§ Problem details: Set out every line bearing the string "color".

╔══

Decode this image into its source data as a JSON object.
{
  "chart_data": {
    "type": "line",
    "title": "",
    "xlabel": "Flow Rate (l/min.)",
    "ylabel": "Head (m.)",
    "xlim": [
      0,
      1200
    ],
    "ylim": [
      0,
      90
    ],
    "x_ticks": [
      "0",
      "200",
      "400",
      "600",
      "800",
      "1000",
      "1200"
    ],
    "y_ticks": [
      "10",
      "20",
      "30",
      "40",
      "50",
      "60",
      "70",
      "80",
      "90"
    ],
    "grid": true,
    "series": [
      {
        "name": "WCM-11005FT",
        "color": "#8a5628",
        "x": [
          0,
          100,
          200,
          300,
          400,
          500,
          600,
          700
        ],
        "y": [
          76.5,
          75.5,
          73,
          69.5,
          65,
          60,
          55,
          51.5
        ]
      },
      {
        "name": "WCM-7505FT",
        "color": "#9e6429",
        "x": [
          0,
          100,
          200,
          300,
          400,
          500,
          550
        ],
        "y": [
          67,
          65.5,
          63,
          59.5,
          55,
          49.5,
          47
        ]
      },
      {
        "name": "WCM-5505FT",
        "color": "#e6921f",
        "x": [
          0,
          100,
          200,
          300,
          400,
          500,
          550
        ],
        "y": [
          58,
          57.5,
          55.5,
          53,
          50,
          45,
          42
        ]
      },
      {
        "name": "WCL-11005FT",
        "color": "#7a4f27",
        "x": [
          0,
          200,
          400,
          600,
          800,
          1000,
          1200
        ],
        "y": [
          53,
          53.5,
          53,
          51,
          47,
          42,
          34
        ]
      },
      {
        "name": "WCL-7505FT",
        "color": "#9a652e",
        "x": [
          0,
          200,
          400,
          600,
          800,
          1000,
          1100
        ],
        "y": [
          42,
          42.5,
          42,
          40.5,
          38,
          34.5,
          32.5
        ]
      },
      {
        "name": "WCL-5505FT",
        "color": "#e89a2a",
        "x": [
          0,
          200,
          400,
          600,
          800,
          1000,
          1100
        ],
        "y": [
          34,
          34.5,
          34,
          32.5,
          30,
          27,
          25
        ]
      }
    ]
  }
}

╚══

§ Problem solution:
        "color": "#8a5628",
        "color": "#9e6429",
        "color": "#e6921f",
        "color": "#7a4f27",
        "color": "#9a652e",
        "color": "#e89a2a",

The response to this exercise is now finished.